Your task: Print out the entries below with no edits.

[Lines of data]

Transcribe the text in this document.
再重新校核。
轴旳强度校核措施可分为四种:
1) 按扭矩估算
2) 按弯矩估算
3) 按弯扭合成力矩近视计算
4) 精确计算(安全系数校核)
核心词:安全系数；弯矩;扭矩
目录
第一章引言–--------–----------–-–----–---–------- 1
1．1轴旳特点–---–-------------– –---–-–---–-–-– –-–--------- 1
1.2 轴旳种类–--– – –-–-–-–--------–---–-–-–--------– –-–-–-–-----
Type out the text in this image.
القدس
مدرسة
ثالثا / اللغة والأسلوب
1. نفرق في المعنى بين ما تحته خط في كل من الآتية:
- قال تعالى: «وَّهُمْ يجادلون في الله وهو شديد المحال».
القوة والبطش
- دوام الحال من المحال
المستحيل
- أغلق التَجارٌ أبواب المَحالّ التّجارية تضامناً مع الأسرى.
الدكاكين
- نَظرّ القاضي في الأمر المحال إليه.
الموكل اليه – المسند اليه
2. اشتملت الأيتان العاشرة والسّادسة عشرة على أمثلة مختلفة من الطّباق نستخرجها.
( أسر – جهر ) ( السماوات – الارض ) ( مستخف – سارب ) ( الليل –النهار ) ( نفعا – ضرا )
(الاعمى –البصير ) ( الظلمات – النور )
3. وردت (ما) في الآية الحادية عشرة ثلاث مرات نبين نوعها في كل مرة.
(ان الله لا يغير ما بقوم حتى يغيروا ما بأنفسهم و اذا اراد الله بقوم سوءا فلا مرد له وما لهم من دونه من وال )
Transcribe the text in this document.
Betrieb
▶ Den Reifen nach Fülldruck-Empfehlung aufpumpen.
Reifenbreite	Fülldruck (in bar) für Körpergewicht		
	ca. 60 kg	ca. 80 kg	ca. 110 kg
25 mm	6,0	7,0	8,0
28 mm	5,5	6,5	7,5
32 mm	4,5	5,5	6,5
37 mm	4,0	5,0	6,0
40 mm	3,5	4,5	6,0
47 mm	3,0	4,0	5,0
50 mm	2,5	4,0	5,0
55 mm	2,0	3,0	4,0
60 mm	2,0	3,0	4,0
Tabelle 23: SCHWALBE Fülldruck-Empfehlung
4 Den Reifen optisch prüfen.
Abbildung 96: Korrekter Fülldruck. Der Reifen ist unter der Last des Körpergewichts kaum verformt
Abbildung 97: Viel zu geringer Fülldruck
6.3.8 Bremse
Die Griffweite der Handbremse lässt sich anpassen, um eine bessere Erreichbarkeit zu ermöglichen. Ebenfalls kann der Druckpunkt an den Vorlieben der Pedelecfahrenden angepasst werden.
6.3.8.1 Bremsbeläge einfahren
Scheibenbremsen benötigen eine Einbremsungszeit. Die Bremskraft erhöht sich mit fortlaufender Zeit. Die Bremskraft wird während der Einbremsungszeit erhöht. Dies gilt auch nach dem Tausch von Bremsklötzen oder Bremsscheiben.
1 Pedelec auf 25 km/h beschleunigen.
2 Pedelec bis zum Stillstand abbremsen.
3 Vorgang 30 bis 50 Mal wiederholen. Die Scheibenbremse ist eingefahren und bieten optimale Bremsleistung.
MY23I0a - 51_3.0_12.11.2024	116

Result of the exercise:
Transcribe the text in this document.
再重新校核。
轴旳强度校核措施可分为四种:
1) 按扭矩估算
2) 按弯矩估算
3) 按弯扭合成力矩近视计算
4) 精确计算(安全系数校核)
核心词:安全系数；弯矩;扭矩
目录
第一章引言–--------–----------–-–----–---–------- 1
1．1轴旳特点–---–-------------– –---–-–---–-–-– –-–--------- 1
1.2 轴旳种类–--– – –-–-–-–--------–---–-–-–--------– –-–-–-–-----
Type out the text in this image.
القدس
مدرسة
ثالثا / اللغة والأسلوب
1. نفرق في المعنى بين ما تحته خط في كل من الآتية:
- قال تعالى: «وَّهُمْ يجادلون في الله وهو شديد المحال».
القوة والبطش
- دوام الحال من المحال
المستحيل
- أغلق التَجارٌ أبواب المَحالّ التّجارية تضامناً مع الأسرى.
الدكاكين
- نَظرّ القاضي في الأمر المحال إليه.
الموكل اليه – المسند اليه
2. اشتملت الأيتان العاشرة والسّادسة عشرة على أمثلة مختلفة من الطّباق نستخرجها.
( أسر – جهر ) ( السماوات – الارض ) ( مستخف – سارب ) ( الليل –النهار ) ( نفعا – ضرا )
(الاعمى –البصير ) ( الظلمات – النور )
3. وردت (ما) في الآية الحادية عشرة ثلاث مرات نبين نوعها في كل مرة.
(ان الله لا يغير ما بقوم حتى يغيروا ما بأنفسهم و اذا اراد الله بقوم سوءا فلا مرد له وما لهم من دونه من وال )
Transcribe the text in this document.
Betrieb
▶ Den Reifen nach Fülldruck-Empfehlung aufpumpen.
Reifenbreite	Fülldruck (in bar) für Körpergewicht		
	ca. 60 kg	ca. 80 kg	ca. 110 kg
25 mm	6,0	7,0	8,0
28 mm	5,5	6,5	7,5
32 mm	4,5	5,5	6,5
37 mm	4,0	5,0	6,0
40 mm	3,5	4,5	6,0
47 mm	3,0	4,0	5,0
50 mm	2,5	4,0	5,0
55 mm	2,0	3,0	4,0
60 mm	2,0	3,0	4,0
Tabelle 23: SCHWALBE Fülldruck-Empfehlung
4 Den Reifen optisch prüfen.
Abbildung 96: Korrekter Fülldruck. Der Reifen ist unter der Last des Körpergewichts kaum verformt
Abbildung 97: Viel zu geringer Fülldruck
6.3.8 Bremse
Die Griffweite der Handbremse lässt sich anpassen, um eine bessere Erreichbarkeit zu ermöglichen. Ebenfalls kann der Druckpunkt an den Vorlieben der Pedelecfahrenden angepasst werden.
6.3.8.1 Bremsbeläge einfahren
Scheibenbremsen benötigen eine Einbremsungszeit. Die Bremskraft erhöht sich mit fortlaufender Zeit. Die Bremskraft wird während der Einbremsungszeit erhöht. Dies gilt auch nach dem Tausch von Bremsklötzen oder Bremsscheiben.
1 Pedelec auf 25 km/h beschleunigen.
2 Pedelec bis zum Stillstand abbremsen.
3 Vorgang 30 bis 50 Mal wiederholen. Die Scheibenbremse ist eingefahren und bieten optimale Bremsleistung.
MY23I0a - 51_3.0_12.11.2024	116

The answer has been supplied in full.